Request
Count the lines below that contain "ریتم". Give only the number.

Task inputs
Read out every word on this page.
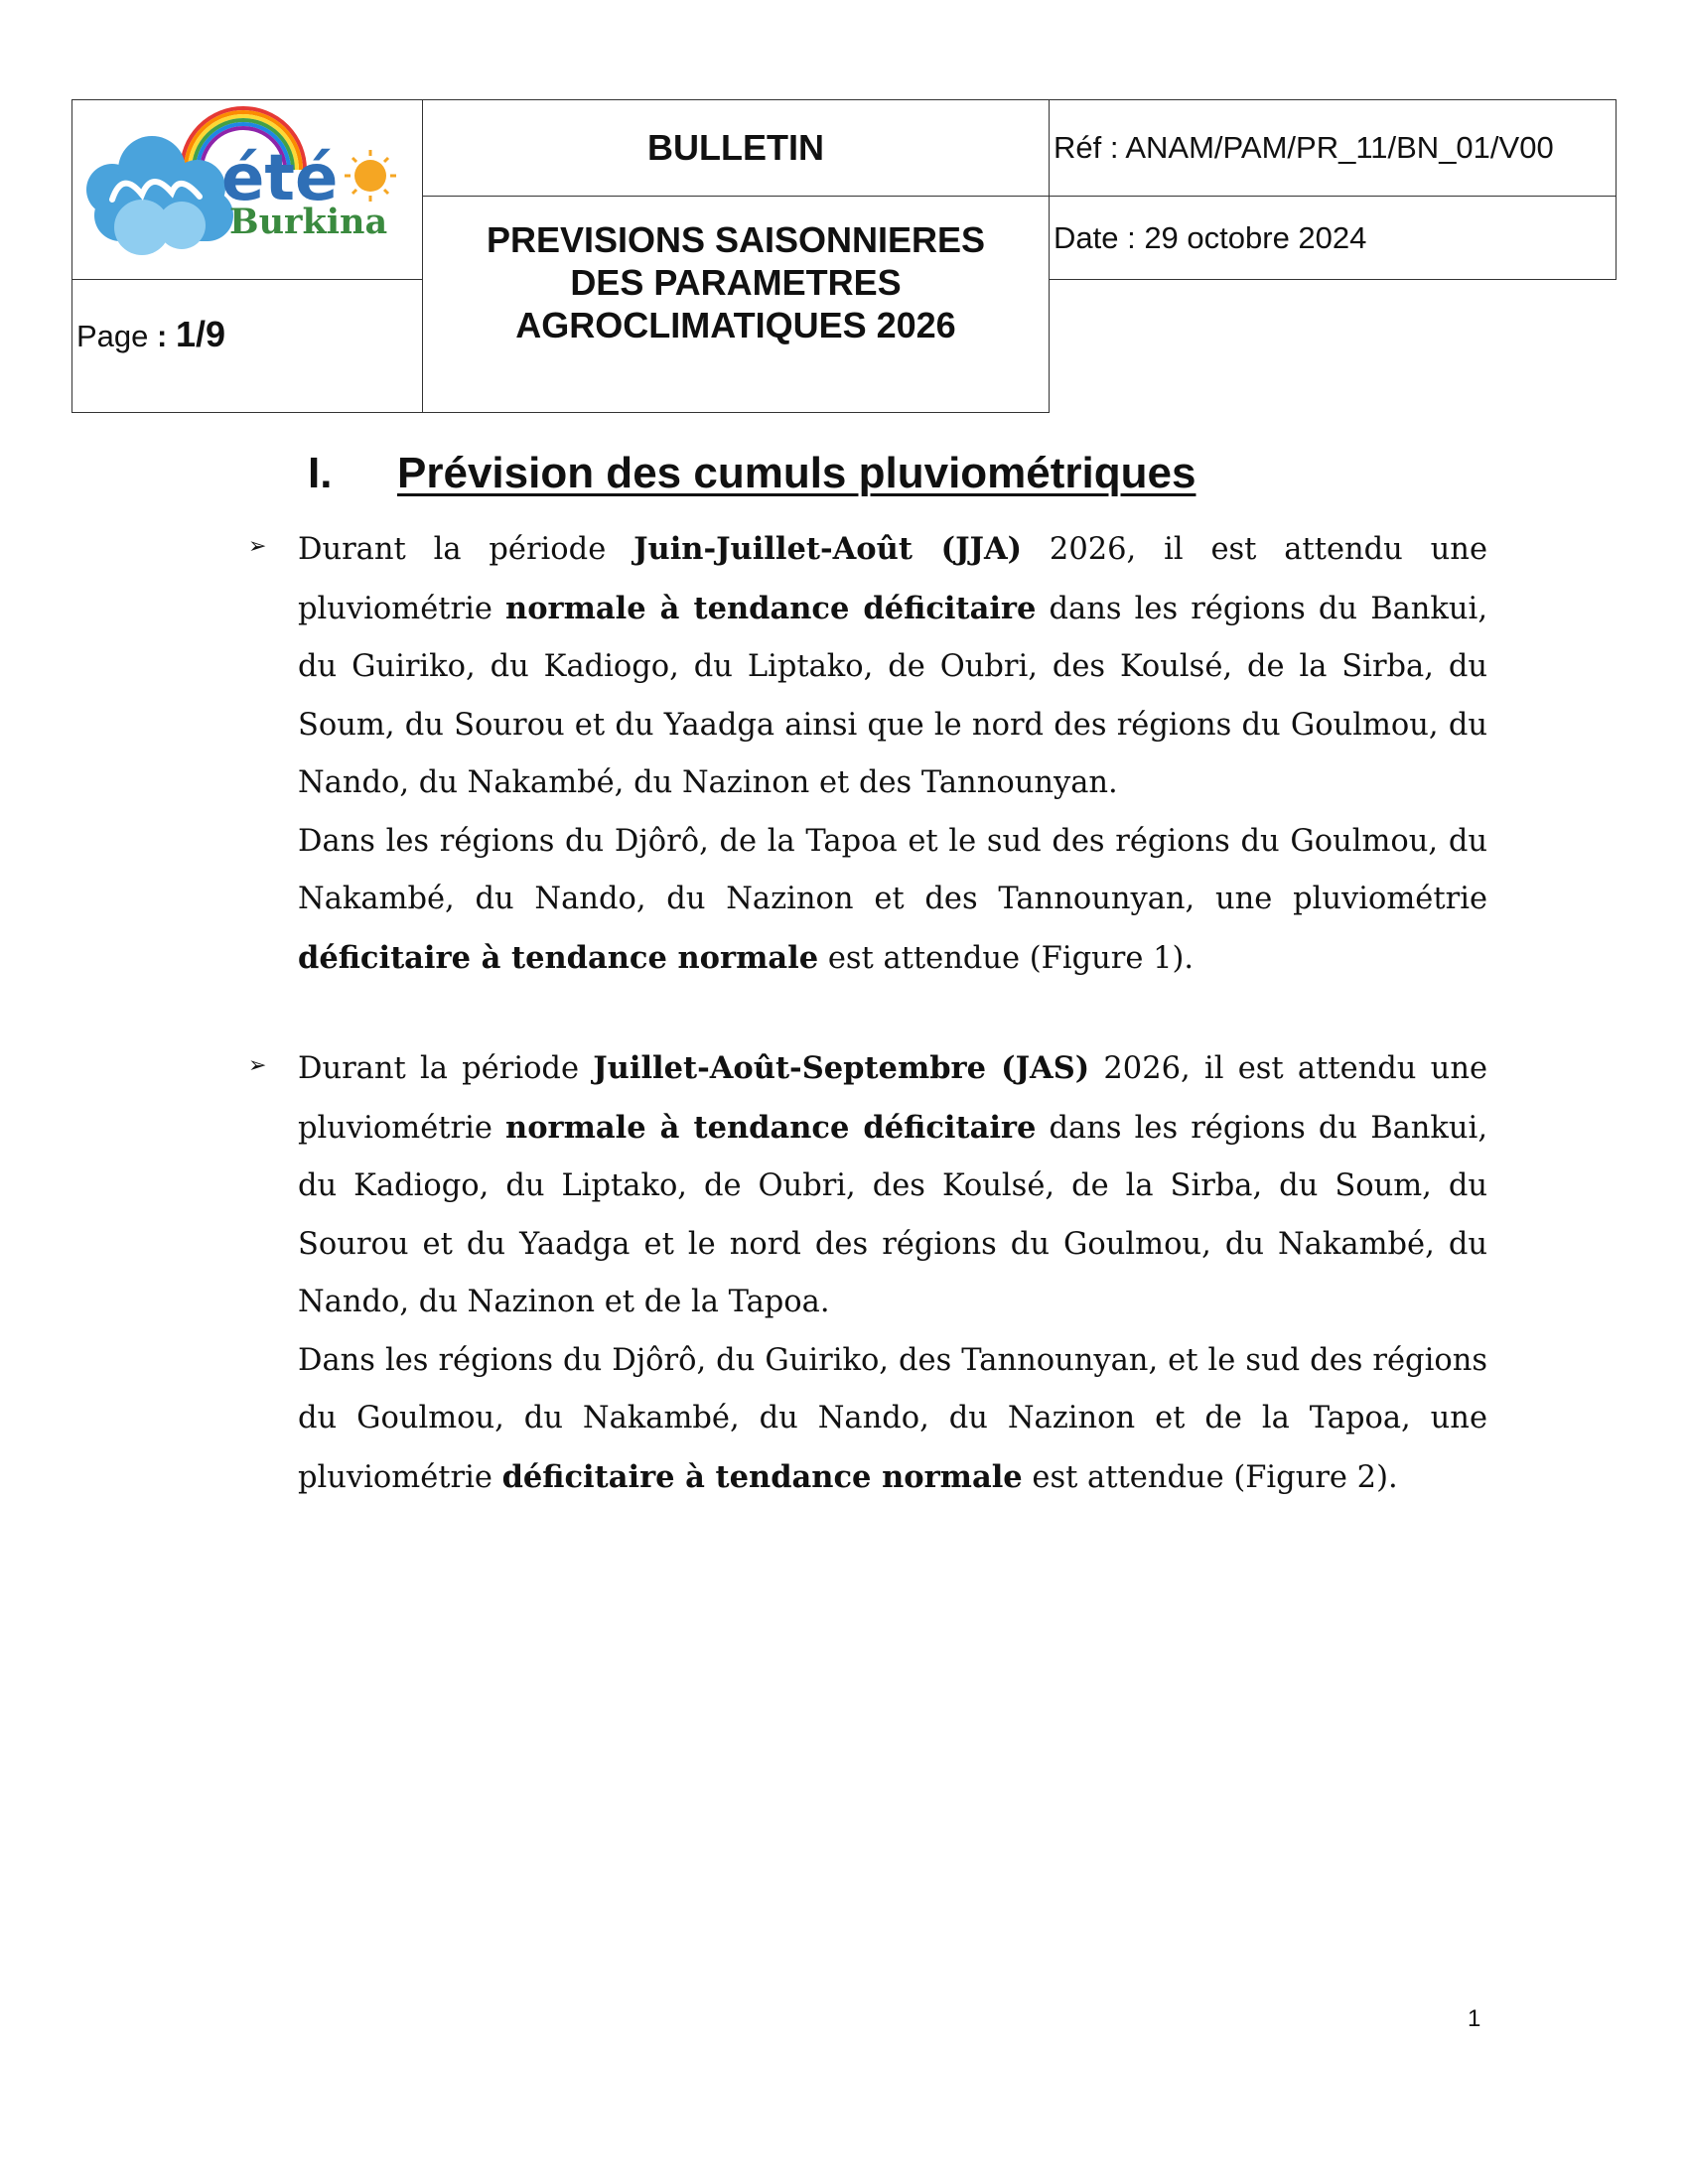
été
Burkina	BULLETIN	Réf : ANAM/PAM/PR_11/BN_01/V00
	PREVISIONS SAISONNIERES
DES PARAMETRES
AGROCLIMATIQUES 2026	Date : 29 octobre 2024
Page : 1/9		
I.	Prévision des cumuls pluviométriques
➢ Durant la période Juin-Juillet-Août (JJA) 2026, il est attendu une pluviométrie normale à tendance déficitaire dans les régions du Bankui, du Guiriko, du Kadiogo, du Liptako, de Oubri, des Koulsé, de la Sirba, du Soum, du Sourou et du Yaadga ainsi que le nord des régions du Goulmou, du Nando, du Nakambé, du Nazinon et des Tannounyan.

Dans les régions du Djôrô, de la Tapoa et le sud des régions du Goulmou, du Nakambé, du Nando, du Nazinon et des Tannounyan, une pluviométrie déficitaire à tendance normale est attendue (Figure 1).

➢ Durant la période Juillet-Août-Septembre (JAS) 2026, il est attendu une pluviométrie normale à tendance déficitaire dans les régions du Bankui, du Kadiogo, du Liptako, de Oubri, des Koulsé, de la Sirba, du Soum, du Sourou et du Yaadga et le nord des régions du Goulmou, du Nakambé, du Nando, du Nazinon et de la Tapoa.

Dans les régions du Djôrô, du Guiriko, des Tannounyan, et le sud des régions du Goulmou, du Nakambé, du Nando, du Nazinon et de la Tapoa, une pluviométrie déficitaire à tendance normale est attendue (Figure 2).

1
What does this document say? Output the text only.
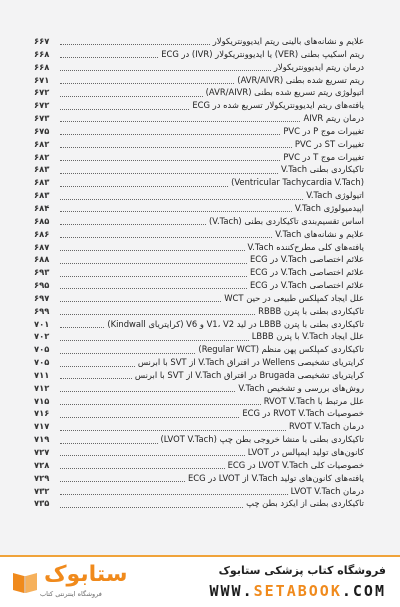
علایم و نشانه‌های بالینی ریتم ایدیوونتریکولار
۶۶۷
ریتم اسکیپ بطنی (VER) یا ایدیوونتریکولار (IVR) در ECG
۶۶۸
درمان ریتم ایدیوونتریکولار
۶۶۸
ریتم تسریع شده بطنی (AVR/AIVR)
۶۷۱
اتیولوژی ریتم تسریع شده بطنی (AVR/AIVR)
۶۷۲
یافته‌های ریتم ایدیوونتریکولار تسریع شده در ECG
۶۷۲
درمان ریتم AIVR
۶۷۳
تغییرات موج P در PVC
۶۷۵
تغییرات ST در PVC
۶۸۲
تغییرات موج T در PVC
۶۸۲
تاکیکاردی بطنی V.Tach
۶۸۳
(Ventricular Tachycardia V.Tach)
۶۸۳
اتیولوژی V.Tach
۶۸۳
اپیدمیولوژی V.Tach
۶۸۴
اساس تقسیم‌بندی تاکیکاردی بطنی (V.Tach)
۶۸۵
علایم و نشانه‌های V.Tach
۶۸۶
یافته‌های کلی مطرح‌کننده V.Tach
۶۸۷
علائم اختصاصی V.Tach در ECG
۶۸۸
علائم اختصاصی V.Tach در ECG
۶۹۳
علائم اختصاصی V.Tach در ECG
۶۹۵
علل ایجاد کمپلکس طبیعی در حین WCT
۶۹۷
تاکیکاردی بطنی با پترن RBBB
۶۹۹
تاکیکاردی بطنی با پترن LBBB در لید V1، V2 و V6 (کرایتریای Kindwall)
۷۰۱
علل ایجاد V.Tach با پترن LBBB
۷۰۲
تاکیکاردی کمپلکس پهن منظم (Regular WCT)
۷۰۵
کرایتریای تشخیصی Wellens در افتراق V.Tach از SVT با ابرنس
۷۰۵
کرایتریای تشخیصی Brugada در افتراق V.Tach از SVT با ابرنس
۷۱۱
روش‌های بررسی و تشخیص V.Tach
۷۱۲
علل مرتبط با RVOT V.Tach
۷۱۵
خصوصیات RVOT V.Tach در ECG
۷۱۶
درمان RVOT V.Tach
۷۱۷
تاکیکاردی بطنی با منشا خروجی بطن چپ (LVOT V.Tach)
۷۱۹
کانون‌های تولید ایمپالس در LVOT
۷۲۷
خصوصیات کلی LVOT V.Tach در ECG
۷۲۸
یافته‌های کانون‌های تولید V.Tach از LVOT در ECG
۷۲۹
درمان LVOT V.Tach
۷۳۲
تاکیکاردی بطنی از ایکزد بطن چپ
۷۳۵
ستابوک
فروشگاه اینترنتی کتاب
فروشگاه کتاب پزشکی ستابوک
WWW.SETABOOK.COM
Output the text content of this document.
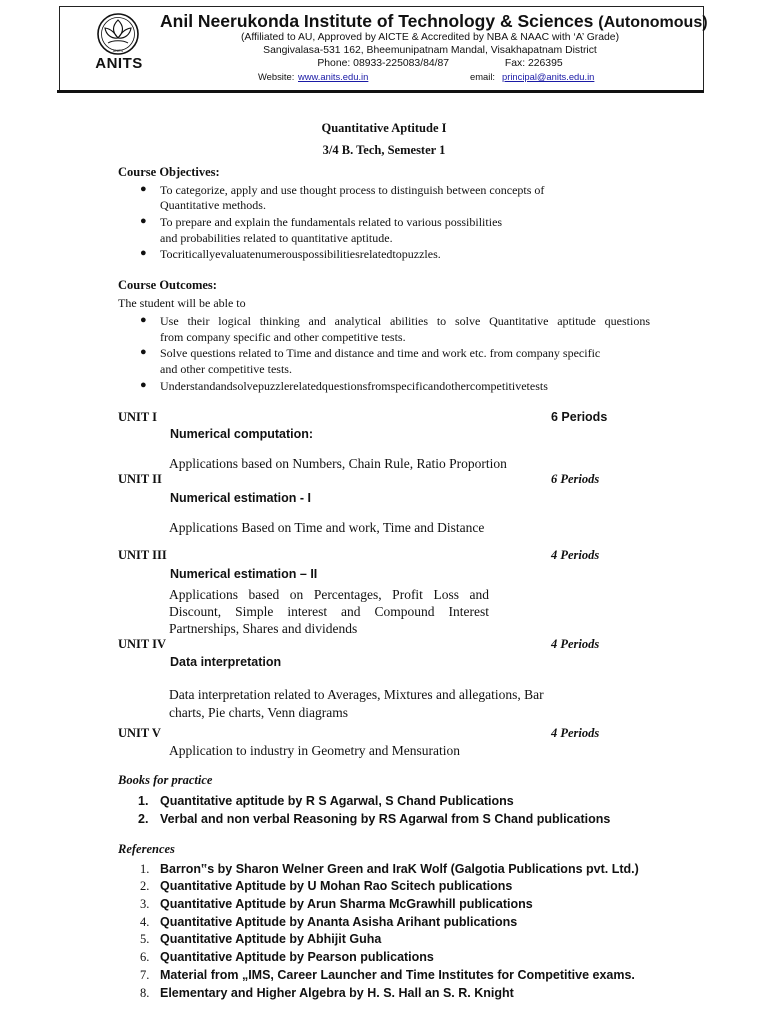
ANITS
ANITS
Anil Neerukonda Institute of Technology & Sciences (Autonomous)
(Affiliated to AU, Approved by AICTE & Accredited by NBA & NAAC with ‘A’ Grade)
Sangivalasa-531 162, Bheemunipatnam Mandal, Visakhapatnam District
Phone: 08933-225083/84/87	Fax: 226395
Website: www.anits.edu.in	email: principal@anits.edu.in
Quantitative Aptitude I
3/4 B. Tech, Semester 1
Course Objectives:
● To categorize, apply and use thought process to distinguish between concepts of
Quantitative methods.
● To prepare and explain the fundamentals related to various possibilities
and probabilities related to quantitative aptitude.
● Tocriticallyevaluatenumerouspossibilitiesrelatedtopuzzles.
Course Outcomes:
The student will be able to
● Use their logical thinking and analytical abilities to solve Quantitative aptitude questions
from company specific and other competitive tests.
● Solve questions related to Time and distance and time and work etc. from company specific
and other competitive tests.
● Understandandsolvepuzzlerelatedquestionsfromspecificandothercompetitivetests
UNIT I	6 Periods
Numerical computation:
Applications based on Numbers, Chain Rule, Ratio Proportion
UNIT II	6 Periods
Numerical estimation - I
Applications Based on Time and work, Time and Distance
UNIT III	4 Periods
Numerical estimation – II
Applications based on Percentages, Profit Loss and
Discount, Simple interest and Compound Interest
Partnerships, Shares and dividends
UNIT IV	4 Periods
Data interpretation
Data interpretation related to Averages, Mixtures and allegations, Bar
charts, Pie charts, Venn diagrams
UNIT V	4 Periods
Application to industry in Geometry and Mensuration
Books for practice
1. Quantitative aptitude by R S Agarwal, S Chand Publications
2. Verbal and non verbal Reasoning by RS Agarwal from S Chand publications
References
1. Barron‟s by Sharon Welner Green and IraK Wolf (Galgotia Publications pvt. Ltd.)
2. Quantitative Aptitude by U Mohan Rao Scitech publications
3. Quantitative Aptitude by Arun Sharma McGrawhill publications
4. Quantitative Aptitude by Ananta Asisha Arihant publications
5. Quantitative Aptitude by Abhijit Guha
6. Quantitative Aptitude by Pearson publications
7. Material from „IMS, Career Launcher and Time Institutes for Competitive exams.
8. Elementary and Higher Algebra by H. S. Hall an S. R. Knight
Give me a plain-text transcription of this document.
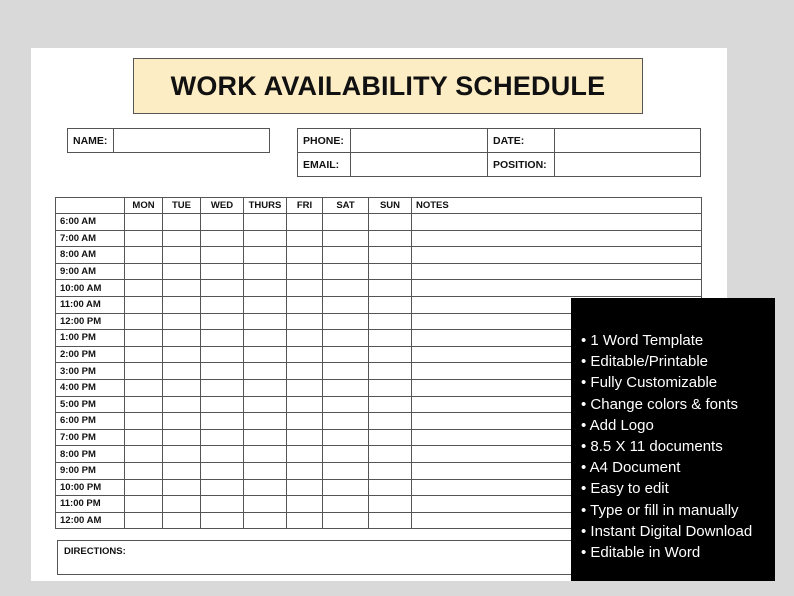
WORK AVAILABILITY SCHEDULE
NAME:		PHONE:		DATE:	
EMAIL:		POSITION:	
	MON	TUE	WED	THURS	FRI	SAT	SUN	NOTES
6:00 AM								
7:00 AM								
8:00 AM								
9:00 AM								
10:00 AM								
11:00 AM								
12:00 PM								
1:00 PM								
2:00 PM								
3:00 PM								
4:00 PM								
5:00 PM								
6:00 PM								
7:00 PM								
8:00 PM								
9:00 PM								
10:00 PM								
11:00 PM								
12:00 AM								
DIRECTIONS:
• 1 Word Template
• Editable/Printable
• Fully Customizable
• Change colors & fonts
• Add Logo
• 8.5 X 11 documents
• A4 Document
• Easy to edit
• Type or fill in manually
• Instant Digital Download
• Editable in Word
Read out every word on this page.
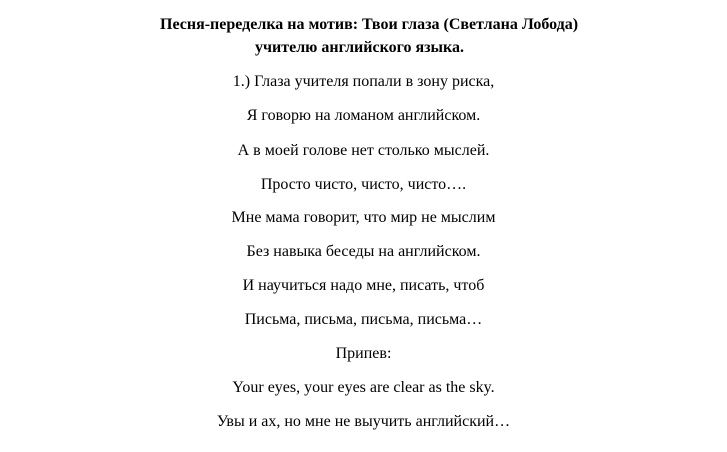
Песня-переделка на мотив: Твои глаза (Светлана Лобода)
учителю английского языка.
1.) Глаза учителя попали в зону риска,
Я говорю на ломаном английском.
А в моей голове нет столько мыслей.
Просто чисто, чисто, чисто….
Мне мама говорит, что мир не мыслим
Без навыка беседы на английском.
И научиться надо мне, писать, чтоб
Письма, письма, письма, письма…
Припев:
Your eyes, your eyes are clear as the sky.
Увы и ах, но мне не выучить английский…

Reply to the exercise
7